* [What you have to do]: Take each line containing "пункта" and report it exactly as written.

Begin Data for the task

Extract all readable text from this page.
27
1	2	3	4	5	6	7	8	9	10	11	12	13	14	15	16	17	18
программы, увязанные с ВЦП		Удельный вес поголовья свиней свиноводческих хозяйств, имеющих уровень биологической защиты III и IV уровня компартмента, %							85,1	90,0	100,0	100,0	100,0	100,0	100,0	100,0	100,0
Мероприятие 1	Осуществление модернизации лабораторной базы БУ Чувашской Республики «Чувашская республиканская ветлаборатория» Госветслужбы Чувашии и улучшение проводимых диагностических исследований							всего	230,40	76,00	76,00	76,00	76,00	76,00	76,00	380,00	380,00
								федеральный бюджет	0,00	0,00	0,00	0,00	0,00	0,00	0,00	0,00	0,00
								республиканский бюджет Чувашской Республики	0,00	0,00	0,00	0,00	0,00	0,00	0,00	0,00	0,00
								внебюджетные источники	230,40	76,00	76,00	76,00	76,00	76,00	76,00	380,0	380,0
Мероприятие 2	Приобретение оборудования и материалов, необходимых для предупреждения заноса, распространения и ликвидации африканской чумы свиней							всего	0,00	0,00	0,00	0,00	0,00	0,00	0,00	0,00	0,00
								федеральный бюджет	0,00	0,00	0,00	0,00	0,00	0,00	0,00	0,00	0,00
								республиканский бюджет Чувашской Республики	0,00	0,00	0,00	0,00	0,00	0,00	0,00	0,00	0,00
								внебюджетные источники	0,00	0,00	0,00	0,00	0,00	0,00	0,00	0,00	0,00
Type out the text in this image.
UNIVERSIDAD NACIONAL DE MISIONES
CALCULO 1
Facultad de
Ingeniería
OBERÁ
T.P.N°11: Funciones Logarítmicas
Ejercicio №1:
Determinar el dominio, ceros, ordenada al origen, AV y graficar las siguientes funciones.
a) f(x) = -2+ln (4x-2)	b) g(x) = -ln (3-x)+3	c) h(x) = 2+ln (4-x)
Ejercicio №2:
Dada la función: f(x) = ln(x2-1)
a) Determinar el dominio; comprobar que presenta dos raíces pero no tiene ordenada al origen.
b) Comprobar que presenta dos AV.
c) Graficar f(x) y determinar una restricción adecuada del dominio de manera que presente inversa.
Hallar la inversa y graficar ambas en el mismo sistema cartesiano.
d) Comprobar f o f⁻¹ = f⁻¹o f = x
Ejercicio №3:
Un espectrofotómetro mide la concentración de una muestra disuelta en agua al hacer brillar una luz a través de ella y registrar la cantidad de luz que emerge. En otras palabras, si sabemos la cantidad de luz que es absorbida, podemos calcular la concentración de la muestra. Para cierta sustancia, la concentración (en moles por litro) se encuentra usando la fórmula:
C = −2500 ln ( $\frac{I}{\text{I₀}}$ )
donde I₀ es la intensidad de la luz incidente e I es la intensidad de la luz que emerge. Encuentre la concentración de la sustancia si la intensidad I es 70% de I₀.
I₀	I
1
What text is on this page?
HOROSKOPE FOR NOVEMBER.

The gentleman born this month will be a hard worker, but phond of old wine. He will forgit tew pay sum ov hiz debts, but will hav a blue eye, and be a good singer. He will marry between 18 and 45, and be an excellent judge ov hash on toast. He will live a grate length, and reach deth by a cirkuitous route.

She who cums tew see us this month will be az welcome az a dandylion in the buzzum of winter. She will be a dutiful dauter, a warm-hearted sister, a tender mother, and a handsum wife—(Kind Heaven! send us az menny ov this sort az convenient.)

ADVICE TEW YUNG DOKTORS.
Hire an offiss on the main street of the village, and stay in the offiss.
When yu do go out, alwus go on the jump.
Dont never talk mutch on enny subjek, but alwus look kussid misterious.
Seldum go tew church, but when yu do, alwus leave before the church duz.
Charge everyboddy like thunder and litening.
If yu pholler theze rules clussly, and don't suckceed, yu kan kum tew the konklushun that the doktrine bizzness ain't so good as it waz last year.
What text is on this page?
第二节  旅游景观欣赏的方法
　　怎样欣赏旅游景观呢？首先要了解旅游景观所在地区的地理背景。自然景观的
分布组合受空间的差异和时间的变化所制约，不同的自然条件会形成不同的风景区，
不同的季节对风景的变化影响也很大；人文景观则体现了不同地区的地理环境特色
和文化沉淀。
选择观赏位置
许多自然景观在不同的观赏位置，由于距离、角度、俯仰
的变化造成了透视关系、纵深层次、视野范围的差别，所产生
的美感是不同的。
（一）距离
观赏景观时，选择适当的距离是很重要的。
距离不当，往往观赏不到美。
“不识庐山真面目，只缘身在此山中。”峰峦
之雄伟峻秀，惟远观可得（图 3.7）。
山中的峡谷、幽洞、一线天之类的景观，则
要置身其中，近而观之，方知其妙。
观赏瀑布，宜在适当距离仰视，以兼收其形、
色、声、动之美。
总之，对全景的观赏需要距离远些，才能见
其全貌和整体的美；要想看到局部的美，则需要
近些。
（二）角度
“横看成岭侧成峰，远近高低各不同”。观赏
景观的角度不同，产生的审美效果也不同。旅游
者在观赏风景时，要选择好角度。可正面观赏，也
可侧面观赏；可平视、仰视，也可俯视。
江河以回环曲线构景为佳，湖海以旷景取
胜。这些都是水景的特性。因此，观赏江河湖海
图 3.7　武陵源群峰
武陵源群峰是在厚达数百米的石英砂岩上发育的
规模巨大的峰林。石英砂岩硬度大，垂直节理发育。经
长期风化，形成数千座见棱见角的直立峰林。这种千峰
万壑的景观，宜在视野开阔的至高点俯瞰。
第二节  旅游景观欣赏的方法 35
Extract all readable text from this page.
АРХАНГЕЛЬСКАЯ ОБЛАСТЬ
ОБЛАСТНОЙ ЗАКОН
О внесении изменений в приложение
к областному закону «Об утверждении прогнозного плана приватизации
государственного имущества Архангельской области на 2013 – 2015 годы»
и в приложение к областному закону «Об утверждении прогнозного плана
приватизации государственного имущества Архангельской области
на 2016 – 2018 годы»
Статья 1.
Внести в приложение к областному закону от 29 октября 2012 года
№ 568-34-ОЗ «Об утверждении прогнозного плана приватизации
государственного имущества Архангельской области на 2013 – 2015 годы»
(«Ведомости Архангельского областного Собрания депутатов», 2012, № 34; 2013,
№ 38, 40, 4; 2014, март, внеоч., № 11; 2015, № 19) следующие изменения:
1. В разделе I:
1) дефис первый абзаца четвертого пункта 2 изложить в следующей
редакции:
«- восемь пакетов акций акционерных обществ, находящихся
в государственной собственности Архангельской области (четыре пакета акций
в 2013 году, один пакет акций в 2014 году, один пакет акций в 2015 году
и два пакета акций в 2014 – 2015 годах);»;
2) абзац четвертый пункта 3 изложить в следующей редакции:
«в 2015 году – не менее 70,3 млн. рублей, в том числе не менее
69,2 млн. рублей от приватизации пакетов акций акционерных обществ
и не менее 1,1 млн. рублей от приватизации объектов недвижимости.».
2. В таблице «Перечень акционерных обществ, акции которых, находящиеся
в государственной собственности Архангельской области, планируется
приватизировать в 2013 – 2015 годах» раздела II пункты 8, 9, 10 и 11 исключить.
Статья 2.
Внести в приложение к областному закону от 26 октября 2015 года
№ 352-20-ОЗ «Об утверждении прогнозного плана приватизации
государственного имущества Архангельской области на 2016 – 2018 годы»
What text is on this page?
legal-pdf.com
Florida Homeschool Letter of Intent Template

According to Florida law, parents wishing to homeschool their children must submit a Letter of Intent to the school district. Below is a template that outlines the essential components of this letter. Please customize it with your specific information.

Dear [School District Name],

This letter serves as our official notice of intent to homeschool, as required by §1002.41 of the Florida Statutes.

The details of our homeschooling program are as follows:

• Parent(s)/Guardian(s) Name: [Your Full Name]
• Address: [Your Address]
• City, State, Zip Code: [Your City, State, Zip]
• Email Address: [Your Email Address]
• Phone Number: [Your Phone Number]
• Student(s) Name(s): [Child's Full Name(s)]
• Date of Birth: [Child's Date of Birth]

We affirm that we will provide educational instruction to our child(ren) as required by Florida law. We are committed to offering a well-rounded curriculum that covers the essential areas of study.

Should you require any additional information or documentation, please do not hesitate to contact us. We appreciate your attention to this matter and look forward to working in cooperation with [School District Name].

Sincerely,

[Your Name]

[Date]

End Data for the task

* [Task solution]:
1) дефис первый абзаца четвертого пункта 2 изложить в следующей
2) абзац четвертый пункта 3 изложить в следующей редакции:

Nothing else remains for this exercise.